Omit every picture, then give all the entries again exactly.

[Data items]
BEGIN

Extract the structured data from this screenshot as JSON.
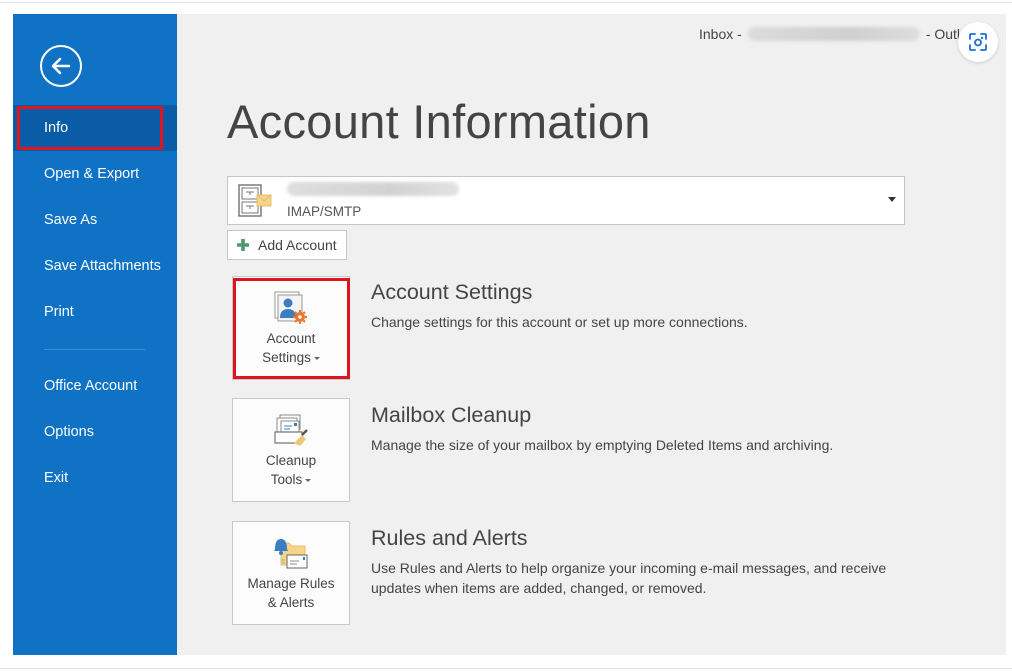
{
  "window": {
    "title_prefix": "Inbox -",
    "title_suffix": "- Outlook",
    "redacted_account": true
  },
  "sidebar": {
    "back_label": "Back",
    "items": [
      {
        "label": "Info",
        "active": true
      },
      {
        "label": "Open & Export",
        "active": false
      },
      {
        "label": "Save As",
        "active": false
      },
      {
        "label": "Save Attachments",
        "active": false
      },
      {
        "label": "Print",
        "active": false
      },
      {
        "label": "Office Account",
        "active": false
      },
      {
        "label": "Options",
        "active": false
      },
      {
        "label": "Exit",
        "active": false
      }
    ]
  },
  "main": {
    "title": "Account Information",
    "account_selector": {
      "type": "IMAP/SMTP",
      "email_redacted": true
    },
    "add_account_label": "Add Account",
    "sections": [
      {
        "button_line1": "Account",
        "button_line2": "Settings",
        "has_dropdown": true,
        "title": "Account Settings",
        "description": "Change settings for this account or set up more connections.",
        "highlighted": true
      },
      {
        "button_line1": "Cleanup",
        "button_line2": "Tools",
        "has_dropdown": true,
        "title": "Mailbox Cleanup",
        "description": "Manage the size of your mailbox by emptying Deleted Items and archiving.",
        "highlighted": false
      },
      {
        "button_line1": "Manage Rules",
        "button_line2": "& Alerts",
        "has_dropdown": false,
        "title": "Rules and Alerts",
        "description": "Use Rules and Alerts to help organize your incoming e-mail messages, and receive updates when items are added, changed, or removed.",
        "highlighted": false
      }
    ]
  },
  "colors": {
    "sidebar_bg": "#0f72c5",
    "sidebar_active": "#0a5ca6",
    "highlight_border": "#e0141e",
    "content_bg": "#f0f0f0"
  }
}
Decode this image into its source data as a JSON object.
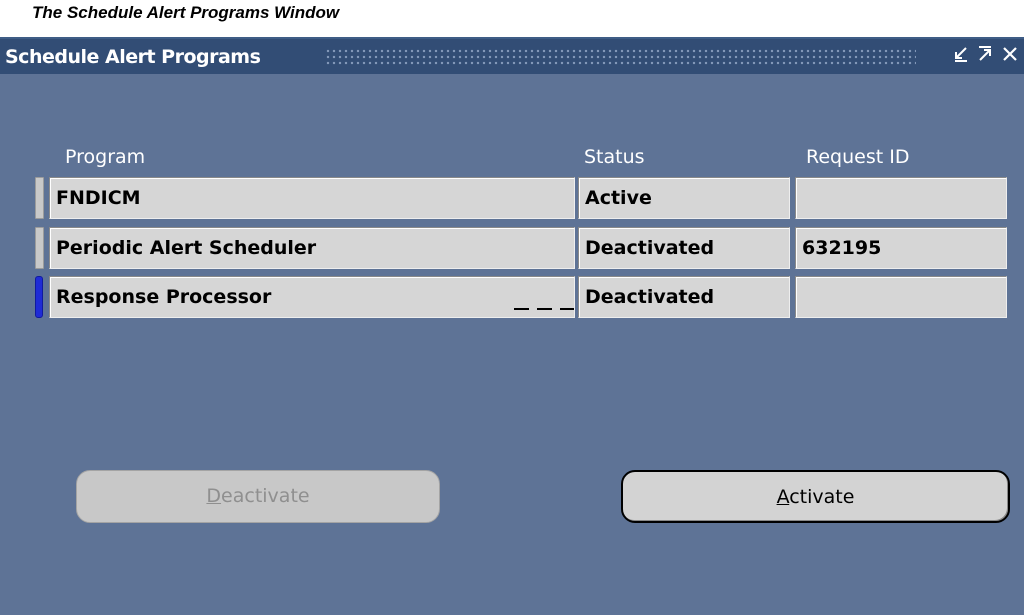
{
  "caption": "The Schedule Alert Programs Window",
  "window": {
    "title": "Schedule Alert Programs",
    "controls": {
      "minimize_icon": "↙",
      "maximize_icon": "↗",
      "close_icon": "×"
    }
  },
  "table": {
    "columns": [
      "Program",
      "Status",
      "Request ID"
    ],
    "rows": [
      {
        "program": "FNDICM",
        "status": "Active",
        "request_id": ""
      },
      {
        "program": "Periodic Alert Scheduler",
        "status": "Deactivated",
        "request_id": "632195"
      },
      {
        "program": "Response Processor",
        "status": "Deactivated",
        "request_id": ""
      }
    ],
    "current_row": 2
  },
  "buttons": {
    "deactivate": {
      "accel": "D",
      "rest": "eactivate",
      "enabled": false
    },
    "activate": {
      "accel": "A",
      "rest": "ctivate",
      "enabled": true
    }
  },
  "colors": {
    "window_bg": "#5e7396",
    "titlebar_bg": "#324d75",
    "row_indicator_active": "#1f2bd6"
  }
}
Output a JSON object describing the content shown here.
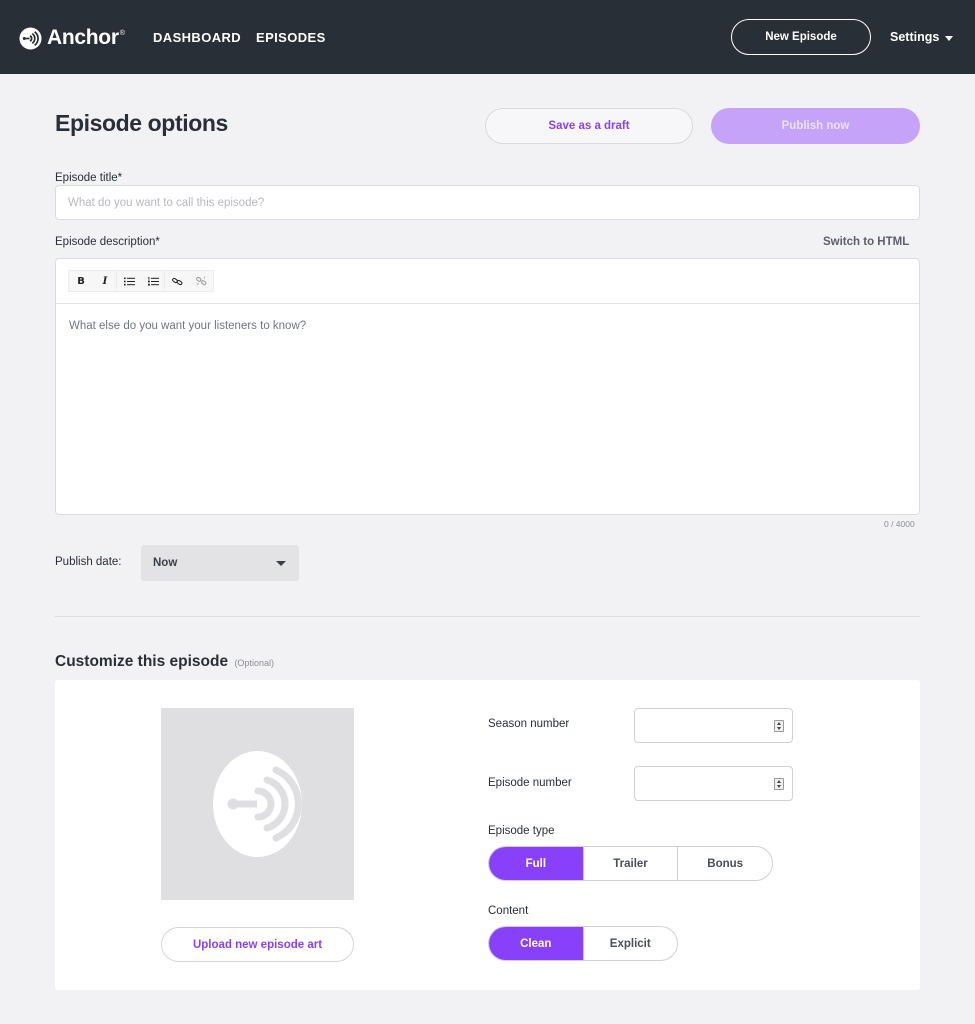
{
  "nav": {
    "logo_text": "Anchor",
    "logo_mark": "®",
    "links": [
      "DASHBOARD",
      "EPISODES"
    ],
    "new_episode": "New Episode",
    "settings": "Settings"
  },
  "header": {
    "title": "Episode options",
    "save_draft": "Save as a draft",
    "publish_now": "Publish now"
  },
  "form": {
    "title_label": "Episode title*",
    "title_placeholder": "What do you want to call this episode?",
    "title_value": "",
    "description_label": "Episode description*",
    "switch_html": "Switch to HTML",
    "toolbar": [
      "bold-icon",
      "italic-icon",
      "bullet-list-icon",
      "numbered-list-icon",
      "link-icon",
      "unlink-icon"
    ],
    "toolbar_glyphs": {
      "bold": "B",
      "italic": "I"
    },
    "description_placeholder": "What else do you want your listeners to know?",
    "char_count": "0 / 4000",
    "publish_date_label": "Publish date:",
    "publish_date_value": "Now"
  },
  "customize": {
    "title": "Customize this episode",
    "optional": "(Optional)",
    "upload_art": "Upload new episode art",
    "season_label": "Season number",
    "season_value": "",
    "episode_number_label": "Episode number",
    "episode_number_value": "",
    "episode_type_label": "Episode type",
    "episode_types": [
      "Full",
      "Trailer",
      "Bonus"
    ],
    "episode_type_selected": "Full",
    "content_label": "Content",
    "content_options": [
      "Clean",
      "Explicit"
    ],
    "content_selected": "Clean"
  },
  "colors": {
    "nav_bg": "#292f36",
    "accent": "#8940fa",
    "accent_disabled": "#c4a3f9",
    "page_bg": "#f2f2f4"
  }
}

END

Solution for this problem
Extract the structured data from this screenshot as JSON.
{
  "window": {
    "title_prefix": "Inbox -",
    "title_suffix": "- Outlook",
    "redacted_account": true
  },
  "sidebar": {
    "back_label": "Back",
    "items": [
      {
        "label": "Info",
        "active": true
      },
      {
        "label": "Open & Export",
        "active": false
      },
      {
        "label": "Save As",
        "active": false
      },
      {
        "label": "Save Attachments",
        "active": false
      },
      {
        "label": "Print",
        "active": false
      },
      {
        "label": "Office Account",
        "active": false
      },
      {
        "label": "Options",
        "active": false
      },
      {
        "label": "Exit",
        "active": false
      }
    ]
  },
  "main": {
    "title": "Account Information",
    "account_selector": {
      "type": "IMAP/SMTP",
      "email_redacted": true
    },
    "add_account_label": "Add Account",
    "sections": [
      {
        "button_line1": "Account",
        "button_line2": "Settings",
        "has_dropdown": true,
        "title": "Account Settings",
        "description": "Change settings for this account or set up more connections.",
        "highlighted": true
      },
      {
        "button_line1": "Cleanup",
        "button_line2": "Tools",
        "has_dropdown": true,
        "title": "Mailbox Cleanup",
        "description": "Manage the size of your mailbox by emptying Deleted Items and archiving.",
        "highlighted": false
      },
      {
        "button_line1": "Manage Rules",
        "button_line2": "& Alerts",
        "has_dropdown": false,
        "title": "Rules and Alerts",
        "description": "Use Rules and Alerts to help organize your incoming e-mail messages, and receive updates when items are added, changed, or removed.",
        "highlighted": false
      }
    ]
  },
  "colors": {
    "sidebar_bg": "#0f72c5",
    "sidebar_active": "#0a5ca6",
    "highlight_border": "#e0141e",
    "content_bg": "#f0f0f0"
  }
}
Decode this image into its source data as a JSON object.
{
  "caption": "The Schedule Alert Programs Window",
  "window": {
    "title": "Schedule Alert Programs",
    "controls": {
      "minimize_icon": "↙",
      "maximize_icon": "↗",
      "close_icon": "×"
    }
  },
  "table": {
    "columns": [
      "Program",
      "Status",
      "Request ID"
    ],
    "rows": [
      {
        "program": "FNDICM",
        "status": "Active",
        "request_id": ""
      },
      {
        "program": "Periodic Alert Scheduler",
        "status": "Deactivated",
        "request_id": "632195"
      },
      {
        "program": "Response Processor",
        "status": "Deactivated",
        "request_id": ""
      }
    ],
    "current_row": 2
  },
  "buttons": {
    "deactivate": {
      "accel": "D",
      "rest": "eactivate",
      "enabled": false
    },
    "activate": {
      "accel": "A",
      "rest": "ctivate",
      "enabled": true
    }
  },
  "colors": {
    "window_bg": "#5e7396",
    "titlebar_bg": "#324d75",
    "row_indicator_active": "#1f2bd6"
  }
}
Output a JSON object describing the content shown here.
{
  "nav": {
    "logo_text": "Anchor",
    "logo_mark": "®",
    "links": [
      "DASHBOARD",
      "EPISODES"
    ],
    "new_episode": "New Episode",
    "settings": "Settings"
  },
  "header": {
    "title": "Episode options",
    "save_draft": "Save as a draft",
    "publish_now": "Publish now"
  },
  "form": {
    "title_label": "Episode title*",
    "title_placeholder": "What do you want to call this episode?",
    "title_value": "",
    "description_label": "Episode description*",
    "switch_html": "Switch to HTML",
    "toolbar": [
      "bold-icon",
      "italic-icon",
      "bullet-list-icon",
      "numbered-list-icon",
      "link-icon",
      "unlink-icon"
    ],
    "toolbar_glyphs": {
      "bold": "B",
      "italic": "I"
    },
    "description_placeholder": "What else do you want your listeners to know?",
    "char_count": "0 / 4000",
    "publish_date_label": "Publish date:",
    "publish_date_value": "Now"
  },
  "customize": {
    "title": "Customize this episode",
    "optional": "(Optional)",
    "upload_art": "Upload new episode art",
    "season_label": "Season number",
    "season_value": "",
    "episode_number_label": "Episode number",
    "episode_number_value": "",
    "episode_type_label": "Episode type",
    "episode_types": [
      "Full",
      "Trailer",
      "Bonus"
    ],
    "episode_type_selected": "Full",
    "content_label": "Content",
    "content_options": [
      "Clean",
      "Explicit"
    ],
    "content_selected": "Clean"
  },
  "colors": {
    "nav_bg": "#292f36",
    "accent": "#8940fa",
    "accent_disabled": "#c4a3f9",
    "page_bg": "#f2f2f4"
  }
}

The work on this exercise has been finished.